──────── Listed entries ────────

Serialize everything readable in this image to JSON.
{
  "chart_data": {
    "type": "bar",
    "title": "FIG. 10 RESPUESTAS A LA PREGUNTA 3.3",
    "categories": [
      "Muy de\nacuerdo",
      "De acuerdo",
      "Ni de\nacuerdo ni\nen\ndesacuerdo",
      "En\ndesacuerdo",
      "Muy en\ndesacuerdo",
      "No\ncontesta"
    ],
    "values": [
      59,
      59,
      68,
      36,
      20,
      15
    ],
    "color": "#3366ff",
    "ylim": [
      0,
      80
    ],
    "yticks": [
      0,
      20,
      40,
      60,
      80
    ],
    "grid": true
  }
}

────────
──────── Listed entries ────────

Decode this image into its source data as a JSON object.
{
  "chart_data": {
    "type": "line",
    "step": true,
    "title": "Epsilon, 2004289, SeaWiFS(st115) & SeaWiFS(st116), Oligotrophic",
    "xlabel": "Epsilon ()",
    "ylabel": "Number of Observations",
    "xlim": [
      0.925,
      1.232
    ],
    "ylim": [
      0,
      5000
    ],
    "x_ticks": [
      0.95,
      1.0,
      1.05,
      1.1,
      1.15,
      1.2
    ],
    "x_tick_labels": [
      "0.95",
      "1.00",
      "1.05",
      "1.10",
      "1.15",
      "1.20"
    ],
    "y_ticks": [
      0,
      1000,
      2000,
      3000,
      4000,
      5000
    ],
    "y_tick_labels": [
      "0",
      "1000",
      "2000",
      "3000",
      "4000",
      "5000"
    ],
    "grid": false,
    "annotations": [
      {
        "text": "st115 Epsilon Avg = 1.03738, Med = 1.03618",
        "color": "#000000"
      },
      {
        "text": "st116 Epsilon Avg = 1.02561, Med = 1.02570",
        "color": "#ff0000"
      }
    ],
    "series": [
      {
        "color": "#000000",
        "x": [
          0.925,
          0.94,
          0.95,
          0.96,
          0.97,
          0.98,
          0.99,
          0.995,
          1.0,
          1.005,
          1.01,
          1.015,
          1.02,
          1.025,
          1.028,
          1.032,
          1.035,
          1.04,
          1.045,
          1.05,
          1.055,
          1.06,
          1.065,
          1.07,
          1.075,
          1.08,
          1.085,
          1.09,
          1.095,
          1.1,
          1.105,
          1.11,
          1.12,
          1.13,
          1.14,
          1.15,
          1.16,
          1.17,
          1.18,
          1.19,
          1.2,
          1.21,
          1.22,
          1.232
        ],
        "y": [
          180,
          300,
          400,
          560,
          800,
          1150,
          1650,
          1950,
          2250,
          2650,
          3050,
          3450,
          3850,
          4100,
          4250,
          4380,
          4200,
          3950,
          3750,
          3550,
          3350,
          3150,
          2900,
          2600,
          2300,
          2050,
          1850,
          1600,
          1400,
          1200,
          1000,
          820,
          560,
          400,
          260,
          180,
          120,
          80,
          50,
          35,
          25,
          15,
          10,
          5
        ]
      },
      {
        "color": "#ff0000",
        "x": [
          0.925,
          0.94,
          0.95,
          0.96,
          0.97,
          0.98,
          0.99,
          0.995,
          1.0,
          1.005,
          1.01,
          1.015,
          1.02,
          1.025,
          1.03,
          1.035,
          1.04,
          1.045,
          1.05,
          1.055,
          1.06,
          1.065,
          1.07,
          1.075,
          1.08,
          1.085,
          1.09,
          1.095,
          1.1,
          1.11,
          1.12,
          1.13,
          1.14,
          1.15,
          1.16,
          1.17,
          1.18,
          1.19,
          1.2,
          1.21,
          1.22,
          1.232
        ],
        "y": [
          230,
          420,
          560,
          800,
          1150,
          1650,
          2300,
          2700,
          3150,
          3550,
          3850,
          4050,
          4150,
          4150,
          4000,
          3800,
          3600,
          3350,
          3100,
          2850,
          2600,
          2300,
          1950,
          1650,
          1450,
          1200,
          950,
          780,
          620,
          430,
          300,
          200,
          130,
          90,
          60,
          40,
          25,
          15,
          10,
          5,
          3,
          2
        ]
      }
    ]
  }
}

────────

The problem ::
List every line from the entries above in which "color" appears.

Reply ::
    "color": "#3366ff",
        "color": "#000000"
        "color": "#ff0000"
        "color": "#000000",
        "color": "#ff0000",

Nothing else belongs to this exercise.